Celebrating One Year in Business with Liza Montanino

Liza is the founder and owner of Rock-a-Bye Baby Sleep, and a certified pediatric sleep consultant through the Center for Pediatric Sleep Management. She is also a Sleep Health Expert with TintoApp, a newborn care professional, a trained lactation educator, and a proud member of CAPPA and HVBN. Passionate about the power of books to inspire, enlighten, and entertain, Liza has a background of 15 years in children’s book publishing.

On this episode of the Becoming a Sleep Consultant podcast, Liza reflects on one year in business. She shares:

  • Some of her biggest learning lessons from launching her own small business
  • How she managed to grow a successful sleep consulting business while also juggling her full-time job and family responsibilities
  • Her goals for next year and beyond!


If you would like to learn more about Becoming a Sleep Consultant, please join our free Facebook Group or check out our CPSM Website.


Intro: Welcome to Becoming a Sleep Consultant! I’m your host Jayne Havens, a certified sleep consultant and founder of both Snooze Fest by Jayne Havens and Center for Pediatric Sleep Management.

On this podcast, I’ll be discussing the business side of sleep consulting. You’ll have an insider’s view on launching, growing, and even scaling a sleep consulting business. This is not a podcast about sleep training. This is a podcast about business building and entrepreneurship.

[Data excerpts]
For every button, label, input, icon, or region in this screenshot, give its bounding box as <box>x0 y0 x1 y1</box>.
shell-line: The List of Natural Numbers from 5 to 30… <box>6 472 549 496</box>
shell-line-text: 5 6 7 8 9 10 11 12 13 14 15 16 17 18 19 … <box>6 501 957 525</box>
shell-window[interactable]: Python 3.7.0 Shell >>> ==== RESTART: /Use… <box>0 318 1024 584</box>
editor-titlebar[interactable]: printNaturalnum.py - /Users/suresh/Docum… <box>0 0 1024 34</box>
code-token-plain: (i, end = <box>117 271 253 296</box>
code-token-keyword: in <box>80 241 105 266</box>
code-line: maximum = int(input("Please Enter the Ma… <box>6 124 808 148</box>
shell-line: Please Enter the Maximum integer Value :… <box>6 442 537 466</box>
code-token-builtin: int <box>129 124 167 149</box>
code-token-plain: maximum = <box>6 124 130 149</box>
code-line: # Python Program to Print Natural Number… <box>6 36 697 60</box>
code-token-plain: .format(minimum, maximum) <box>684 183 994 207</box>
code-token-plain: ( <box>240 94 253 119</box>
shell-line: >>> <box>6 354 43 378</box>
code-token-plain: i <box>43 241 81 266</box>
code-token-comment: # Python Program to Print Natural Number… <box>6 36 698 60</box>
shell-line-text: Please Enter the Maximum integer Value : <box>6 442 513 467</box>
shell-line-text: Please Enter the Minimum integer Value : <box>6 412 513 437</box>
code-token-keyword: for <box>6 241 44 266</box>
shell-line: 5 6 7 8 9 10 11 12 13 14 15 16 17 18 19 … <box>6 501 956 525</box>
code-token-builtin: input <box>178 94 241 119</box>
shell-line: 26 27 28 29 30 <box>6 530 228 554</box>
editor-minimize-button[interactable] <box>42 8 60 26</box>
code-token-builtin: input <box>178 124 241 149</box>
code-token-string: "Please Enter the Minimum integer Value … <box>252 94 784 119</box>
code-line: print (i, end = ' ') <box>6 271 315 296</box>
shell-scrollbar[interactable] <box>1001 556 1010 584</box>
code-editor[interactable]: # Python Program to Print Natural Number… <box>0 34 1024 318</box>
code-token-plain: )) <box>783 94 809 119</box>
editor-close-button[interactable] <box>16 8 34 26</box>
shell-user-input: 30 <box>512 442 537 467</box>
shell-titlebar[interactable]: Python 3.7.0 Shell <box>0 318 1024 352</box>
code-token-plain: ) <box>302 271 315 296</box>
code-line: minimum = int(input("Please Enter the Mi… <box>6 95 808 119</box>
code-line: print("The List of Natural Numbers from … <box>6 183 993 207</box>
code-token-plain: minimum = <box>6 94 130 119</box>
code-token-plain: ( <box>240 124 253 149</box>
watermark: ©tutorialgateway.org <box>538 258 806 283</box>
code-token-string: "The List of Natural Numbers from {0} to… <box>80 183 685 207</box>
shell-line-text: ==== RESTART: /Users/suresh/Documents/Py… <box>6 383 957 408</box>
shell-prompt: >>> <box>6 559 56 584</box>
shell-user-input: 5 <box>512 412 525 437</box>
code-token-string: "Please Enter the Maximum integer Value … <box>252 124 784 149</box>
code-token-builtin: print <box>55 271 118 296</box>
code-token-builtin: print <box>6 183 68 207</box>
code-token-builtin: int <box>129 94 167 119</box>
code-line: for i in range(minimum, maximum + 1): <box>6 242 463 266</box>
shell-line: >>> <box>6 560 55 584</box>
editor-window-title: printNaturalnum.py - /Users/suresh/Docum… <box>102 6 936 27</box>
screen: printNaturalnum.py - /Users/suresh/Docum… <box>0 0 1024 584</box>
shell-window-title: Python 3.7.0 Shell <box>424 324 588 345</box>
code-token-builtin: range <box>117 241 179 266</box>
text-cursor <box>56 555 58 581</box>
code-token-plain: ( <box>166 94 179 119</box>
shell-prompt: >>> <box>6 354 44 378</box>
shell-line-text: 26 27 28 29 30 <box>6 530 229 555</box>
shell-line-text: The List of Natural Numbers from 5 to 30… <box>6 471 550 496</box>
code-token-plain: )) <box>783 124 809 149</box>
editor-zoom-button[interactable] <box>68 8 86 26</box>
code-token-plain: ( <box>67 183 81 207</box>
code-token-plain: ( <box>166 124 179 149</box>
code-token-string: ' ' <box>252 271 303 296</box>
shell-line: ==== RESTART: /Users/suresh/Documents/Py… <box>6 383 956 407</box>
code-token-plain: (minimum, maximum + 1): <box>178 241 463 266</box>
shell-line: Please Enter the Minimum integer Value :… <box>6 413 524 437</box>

• DIRECTIONS FOR THIS TASK:
Please update the text on Liza Montanino's first year in business by rewriting everything from "On this podcast, I’ll" down to "building and entrepreneurship.", with "entrepreneurship" replaced by "small business ownership".

• YOUR RESPONSE:
On this podcast, I’ll be discussing the business side of sleep consulting. You’ll have an insider’s view on launching, growing, and even scaling a sleep consulting business. This is not a podcast about sleep training. This is a podcast about business building and small business ownership.